#### EXERCISE BRIEF
Look through the listing below and report how many lines contain "color", as a bare number.
* BEGIN *
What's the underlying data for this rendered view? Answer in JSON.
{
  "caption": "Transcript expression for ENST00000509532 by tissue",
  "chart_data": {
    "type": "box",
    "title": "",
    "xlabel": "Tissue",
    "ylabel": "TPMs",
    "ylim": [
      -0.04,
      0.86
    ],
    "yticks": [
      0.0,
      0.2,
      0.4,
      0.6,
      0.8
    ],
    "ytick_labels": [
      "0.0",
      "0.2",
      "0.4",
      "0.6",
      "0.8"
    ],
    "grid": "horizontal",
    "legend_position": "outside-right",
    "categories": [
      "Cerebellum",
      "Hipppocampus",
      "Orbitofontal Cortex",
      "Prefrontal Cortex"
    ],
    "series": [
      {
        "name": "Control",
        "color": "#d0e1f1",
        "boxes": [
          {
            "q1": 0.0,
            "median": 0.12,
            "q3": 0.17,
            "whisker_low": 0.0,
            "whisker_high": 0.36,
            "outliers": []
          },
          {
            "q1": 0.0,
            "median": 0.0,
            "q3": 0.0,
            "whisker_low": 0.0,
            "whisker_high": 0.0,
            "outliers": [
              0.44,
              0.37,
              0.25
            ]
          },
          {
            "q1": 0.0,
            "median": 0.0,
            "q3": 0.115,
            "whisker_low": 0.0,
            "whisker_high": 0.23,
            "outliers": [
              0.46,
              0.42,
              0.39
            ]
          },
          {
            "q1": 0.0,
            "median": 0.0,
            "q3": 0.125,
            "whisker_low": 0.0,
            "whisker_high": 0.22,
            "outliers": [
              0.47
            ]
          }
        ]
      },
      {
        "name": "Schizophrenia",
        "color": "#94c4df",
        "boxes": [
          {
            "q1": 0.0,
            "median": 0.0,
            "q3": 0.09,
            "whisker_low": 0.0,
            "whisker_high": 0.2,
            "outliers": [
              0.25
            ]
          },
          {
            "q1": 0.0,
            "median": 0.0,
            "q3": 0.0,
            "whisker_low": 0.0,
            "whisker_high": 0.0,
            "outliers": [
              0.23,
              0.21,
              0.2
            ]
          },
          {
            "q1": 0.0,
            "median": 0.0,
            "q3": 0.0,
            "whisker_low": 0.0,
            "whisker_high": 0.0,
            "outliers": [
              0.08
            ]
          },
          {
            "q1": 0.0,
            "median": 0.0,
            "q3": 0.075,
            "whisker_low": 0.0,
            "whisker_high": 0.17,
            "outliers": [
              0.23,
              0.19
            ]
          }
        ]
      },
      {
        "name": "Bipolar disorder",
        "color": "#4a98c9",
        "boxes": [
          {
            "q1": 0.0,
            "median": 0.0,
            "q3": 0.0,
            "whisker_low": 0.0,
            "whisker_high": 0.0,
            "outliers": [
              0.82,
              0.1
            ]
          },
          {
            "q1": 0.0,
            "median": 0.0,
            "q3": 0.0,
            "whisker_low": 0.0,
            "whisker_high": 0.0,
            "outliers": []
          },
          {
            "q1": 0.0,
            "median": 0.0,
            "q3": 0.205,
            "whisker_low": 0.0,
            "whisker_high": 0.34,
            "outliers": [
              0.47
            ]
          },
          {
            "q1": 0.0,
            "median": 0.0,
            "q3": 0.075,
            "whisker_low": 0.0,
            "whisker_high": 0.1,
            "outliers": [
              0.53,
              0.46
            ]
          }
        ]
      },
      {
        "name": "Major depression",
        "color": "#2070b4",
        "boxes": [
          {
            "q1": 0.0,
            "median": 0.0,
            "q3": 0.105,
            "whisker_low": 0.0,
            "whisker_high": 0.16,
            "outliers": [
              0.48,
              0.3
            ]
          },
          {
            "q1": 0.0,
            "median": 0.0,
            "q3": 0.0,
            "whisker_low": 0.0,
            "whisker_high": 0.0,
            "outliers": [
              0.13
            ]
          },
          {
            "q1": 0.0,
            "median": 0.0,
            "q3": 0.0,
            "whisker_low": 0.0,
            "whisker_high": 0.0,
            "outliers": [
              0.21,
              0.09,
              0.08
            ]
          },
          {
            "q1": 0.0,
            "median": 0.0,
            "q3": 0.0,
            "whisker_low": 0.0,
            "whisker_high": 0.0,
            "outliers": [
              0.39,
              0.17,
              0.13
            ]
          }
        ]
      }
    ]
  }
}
* END *
#### THE ANSWER
4